— START OF Input records —

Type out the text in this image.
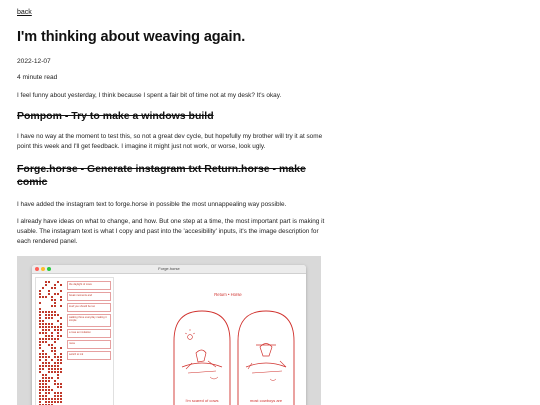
back
I'm thinking about weaving again.
2022-12-07
4 minute read

I feel funny about yesterday, I think because I spent a fair bit of time not at my desk? It's okay.

Pompom - Try to make a windows build

I have no way at the moment to test this, so not a great dev cycle, but hopefully my brother will try it at some point this week and I'll get feedback. I imagine it might just not work, or worse, look ugly.

Forge.horse - Generate instagram txt Return.horse - make comic

I have added the instagram text to forge.horse in possible the most unnappealing way possible.

I already have ideas on what to change, and how. But one step at a time, the most important part is making it usable. The instagram text is what I copy and past into the 'accesibility' inputs, it's the image description for each rendered panel.

Forge.horse
the daylight of cows
break moments and
loud you should be too
walking three everyday making it simple
a rose an invitation
meta
switch to ink
Return • Horse
I'm scared of cows	most cowboys are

— END OF Input records —

Work to complete: Copy the material shown above in full and exactly. Skip the pictures.

Task solution:
Type out the text in this image.
back
I'm thinking about weaving again.
2022-12-07
4 minute read

I feel funny about yesterday, I think because I spent a fair bit of time not at my desk? It's okay.

Pompom - Try to make a windows build

I have no way at the moment to test this, so not a great dev cycle, but hopefully my brother will try it at some point this week and I'll get feedback. I imagine it might just not work, or worse, look ugly.

Forge.horse - Generate instagram txt Return.horse - make comic

I have added the instagram text to forge.horse in possible the most unnappealing way possible.

I already have ideas on what to change, and how. But one step at a time, the most important part is making it usable. The instagram text is what I copy and past into the 'accesibility' inputs, it's the image description for each rendered panel.

Forge.horse
the daylight of cows
break moments and
loud you should be too
walking three everyday making it simple
a rose an invitation
meta
switch to ink
Return • Horse
I'm scared of cows	most cowboys are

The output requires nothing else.